Count each line below that has "check" anywhere in it. Answer with the total alone.

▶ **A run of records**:
★ ★ ★ ★
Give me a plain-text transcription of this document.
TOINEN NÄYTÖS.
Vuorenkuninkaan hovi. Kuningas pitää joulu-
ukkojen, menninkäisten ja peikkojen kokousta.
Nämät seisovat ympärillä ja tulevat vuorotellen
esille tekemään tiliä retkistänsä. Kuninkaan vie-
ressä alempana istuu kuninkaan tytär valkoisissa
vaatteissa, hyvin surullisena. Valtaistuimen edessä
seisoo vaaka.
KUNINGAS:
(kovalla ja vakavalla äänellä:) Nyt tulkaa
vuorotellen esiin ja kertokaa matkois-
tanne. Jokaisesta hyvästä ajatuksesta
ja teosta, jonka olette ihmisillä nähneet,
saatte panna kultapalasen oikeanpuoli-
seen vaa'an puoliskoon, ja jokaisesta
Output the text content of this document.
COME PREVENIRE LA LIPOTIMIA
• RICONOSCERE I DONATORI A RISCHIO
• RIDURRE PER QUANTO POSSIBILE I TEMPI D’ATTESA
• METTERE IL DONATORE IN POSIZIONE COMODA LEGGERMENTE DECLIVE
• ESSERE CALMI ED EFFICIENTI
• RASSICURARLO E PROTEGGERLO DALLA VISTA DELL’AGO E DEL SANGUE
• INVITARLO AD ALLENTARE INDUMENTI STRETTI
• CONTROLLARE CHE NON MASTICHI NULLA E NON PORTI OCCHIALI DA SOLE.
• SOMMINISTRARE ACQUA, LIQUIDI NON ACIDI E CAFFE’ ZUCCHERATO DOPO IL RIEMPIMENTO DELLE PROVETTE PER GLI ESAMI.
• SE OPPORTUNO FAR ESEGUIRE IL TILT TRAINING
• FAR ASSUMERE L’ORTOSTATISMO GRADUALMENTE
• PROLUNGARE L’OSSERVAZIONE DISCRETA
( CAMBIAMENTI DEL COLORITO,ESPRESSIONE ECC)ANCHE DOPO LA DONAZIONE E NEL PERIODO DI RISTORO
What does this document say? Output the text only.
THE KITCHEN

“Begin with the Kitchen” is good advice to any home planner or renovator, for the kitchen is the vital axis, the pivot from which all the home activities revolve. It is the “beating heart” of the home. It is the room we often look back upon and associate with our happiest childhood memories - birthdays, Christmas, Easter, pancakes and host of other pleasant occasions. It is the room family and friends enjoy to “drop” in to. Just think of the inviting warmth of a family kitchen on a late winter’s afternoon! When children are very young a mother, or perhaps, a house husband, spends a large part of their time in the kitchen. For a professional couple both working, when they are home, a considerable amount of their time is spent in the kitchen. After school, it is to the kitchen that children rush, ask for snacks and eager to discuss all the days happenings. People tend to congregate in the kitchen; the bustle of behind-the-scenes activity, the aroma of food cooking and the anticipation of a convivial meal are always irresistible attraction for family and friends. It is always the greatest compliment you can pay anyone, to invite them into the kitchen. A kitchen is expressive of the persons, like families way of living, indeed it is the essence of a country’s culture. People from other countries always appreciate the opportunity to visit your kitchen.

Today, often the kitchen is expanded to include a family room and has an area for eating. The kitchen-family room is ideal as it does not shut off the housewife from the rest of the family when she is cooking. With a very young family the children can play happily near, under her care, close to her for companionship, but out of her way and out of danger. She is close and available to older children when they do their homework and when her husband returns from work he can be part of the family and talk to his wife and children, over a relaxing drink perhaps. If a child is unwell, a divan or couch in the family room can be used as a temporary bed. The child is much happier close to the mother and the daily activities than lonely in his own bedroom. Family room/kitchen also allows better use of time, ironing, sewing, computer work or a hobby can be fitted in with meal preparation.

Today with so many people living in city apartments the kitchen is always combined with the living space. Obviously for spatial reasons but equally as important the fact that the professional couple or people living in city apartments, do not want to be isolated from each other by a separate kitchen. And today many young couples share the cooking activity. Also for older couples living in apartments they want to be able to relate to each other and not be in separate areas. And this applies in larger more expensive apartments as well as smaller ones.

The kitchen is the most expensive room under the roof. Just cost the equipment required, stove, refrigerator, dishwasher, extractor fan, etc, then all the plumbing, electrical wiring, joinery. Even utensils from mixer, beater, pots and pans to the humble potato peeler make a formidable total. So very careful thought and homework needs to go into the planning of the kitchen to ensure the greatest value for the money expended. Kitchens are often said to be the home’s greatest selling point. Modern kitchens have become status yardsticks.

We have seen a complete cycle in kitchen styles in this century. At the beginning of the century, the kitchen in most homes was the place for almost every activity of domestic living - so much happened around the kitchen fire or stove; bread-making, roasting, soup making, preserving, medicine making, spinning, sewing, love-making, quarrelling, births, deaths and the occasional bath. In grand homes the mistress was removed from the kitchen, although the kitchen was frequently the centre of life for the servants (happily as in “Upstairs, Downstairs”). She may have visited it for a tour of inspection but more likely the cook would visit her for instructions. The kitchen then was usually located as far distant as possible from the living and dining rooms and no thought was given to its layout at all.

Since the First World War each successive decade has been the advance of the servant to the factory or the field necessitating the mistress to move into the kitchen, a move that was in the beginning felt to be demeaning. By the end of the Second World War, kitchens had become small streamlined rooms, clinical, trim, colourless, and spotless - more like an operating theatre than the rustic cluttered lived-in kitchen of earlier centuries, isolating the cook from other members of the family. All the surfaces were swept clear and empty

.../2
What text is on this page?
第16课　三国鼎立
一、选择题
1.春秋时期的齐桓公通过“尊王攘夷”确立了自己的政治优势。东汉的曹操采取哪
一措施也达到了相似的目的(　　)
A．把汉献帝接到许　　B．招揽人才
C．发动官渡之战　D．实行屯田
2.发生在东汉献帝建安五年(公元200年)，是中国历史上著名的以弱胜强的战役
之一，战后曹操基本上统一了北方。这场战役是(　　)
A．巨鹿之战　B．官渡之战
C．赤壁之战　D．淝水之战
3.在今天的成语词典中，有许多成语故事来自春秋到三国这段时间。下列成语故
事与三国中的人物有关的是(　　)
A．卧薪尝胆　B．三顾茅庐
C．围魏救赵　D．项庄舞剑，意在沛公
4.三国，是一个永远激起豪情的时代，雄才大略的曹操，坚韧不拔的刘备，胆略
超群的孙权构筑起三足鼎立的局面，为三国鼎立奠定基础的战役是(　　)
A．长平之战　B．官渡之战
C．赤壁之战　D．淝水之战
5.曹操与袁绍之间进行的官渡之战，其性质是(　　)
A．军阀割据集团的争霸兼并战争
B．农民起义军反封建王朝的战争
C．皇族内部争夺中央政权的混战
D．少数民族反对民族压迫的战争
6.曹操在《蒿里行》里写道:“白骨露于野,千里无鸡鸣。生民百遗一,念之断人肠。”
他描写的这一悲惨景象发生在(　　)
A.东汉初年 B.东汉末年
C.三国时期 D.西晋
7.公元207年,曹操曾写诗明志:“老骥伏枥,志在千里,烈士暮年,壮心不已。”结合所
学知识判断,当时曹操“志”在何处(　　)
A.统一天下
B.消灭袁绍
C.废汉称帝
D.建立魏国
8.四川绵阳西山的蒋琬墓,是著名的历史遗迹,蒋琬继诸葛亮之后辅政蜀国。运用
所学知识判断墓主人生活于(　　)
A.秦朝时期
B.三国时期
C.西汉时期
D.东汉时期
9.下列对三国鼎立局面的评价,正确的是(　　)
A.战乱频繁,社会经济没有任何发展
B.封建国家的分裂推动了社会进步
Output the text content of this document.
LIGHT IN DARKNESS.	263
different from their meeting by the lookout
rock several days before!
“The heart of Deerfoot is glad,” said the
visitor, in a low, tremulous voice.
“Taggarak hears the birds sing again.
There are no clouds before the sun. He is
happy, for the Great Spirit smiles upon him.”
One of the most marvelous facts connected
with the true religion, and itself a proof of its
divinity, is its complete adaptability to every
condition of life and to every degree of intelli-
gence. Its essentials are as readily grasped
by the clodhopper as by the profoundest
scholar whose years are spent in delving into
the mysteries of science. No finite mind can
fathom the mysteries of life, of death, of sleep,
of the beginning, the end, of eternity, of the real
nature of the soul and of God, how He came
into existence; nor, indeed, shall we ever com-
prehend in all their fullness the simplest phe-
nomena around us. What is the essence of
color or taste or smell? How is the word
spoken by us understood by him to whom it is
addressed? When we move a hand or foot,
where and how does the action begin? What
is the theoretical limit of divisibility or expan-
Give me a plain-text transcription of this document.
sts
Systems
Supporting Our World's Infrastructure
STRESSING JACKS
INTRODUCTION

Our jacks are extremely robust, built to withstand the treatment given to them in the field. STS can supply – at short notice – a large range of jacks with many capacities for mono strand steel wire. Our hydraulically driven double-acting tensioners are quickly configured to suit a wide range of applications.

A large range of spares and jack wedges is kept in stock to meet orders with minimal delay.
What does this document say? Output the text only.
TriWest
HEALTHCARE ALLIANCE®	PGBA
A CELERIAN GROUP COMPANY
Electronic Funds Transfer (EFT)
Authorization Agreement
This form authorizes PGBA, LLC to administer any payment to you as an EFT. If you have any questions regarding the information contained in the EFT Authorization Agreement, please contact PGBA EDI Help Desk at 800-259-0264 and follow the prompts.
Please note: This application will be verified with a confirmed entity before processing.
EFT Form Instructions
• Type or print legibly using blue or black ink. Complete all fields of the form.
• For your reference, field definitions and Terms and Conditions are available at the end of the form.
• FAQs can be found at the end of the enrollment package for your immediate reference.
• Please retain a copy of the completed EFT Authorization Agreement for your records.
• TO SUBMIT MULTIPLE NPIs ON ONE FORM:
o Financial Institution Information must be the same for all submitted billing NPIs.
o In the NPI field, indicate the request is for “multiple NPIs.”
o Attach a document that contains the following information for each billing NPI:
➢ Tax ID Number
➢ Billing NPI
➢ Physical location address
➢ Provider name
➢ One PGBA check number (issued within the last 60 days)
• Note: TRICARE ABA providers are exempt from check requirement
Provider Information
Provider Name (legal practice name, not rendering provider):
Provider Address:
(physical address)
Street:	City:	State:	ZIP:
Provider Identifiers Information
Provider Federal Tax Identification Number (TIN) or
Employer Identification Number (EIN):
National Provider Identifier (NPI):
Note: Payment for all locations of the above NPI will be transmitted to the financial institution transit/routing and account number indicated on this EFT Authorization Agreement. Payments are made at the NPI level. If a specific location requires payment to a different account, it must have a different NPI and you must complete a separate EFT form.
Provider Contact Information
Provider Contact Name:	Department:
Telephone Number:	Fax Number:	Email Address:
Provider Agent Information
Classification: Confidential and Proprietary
★ ★ ★ ★
▶ **EXERCISE ANSWER**: 2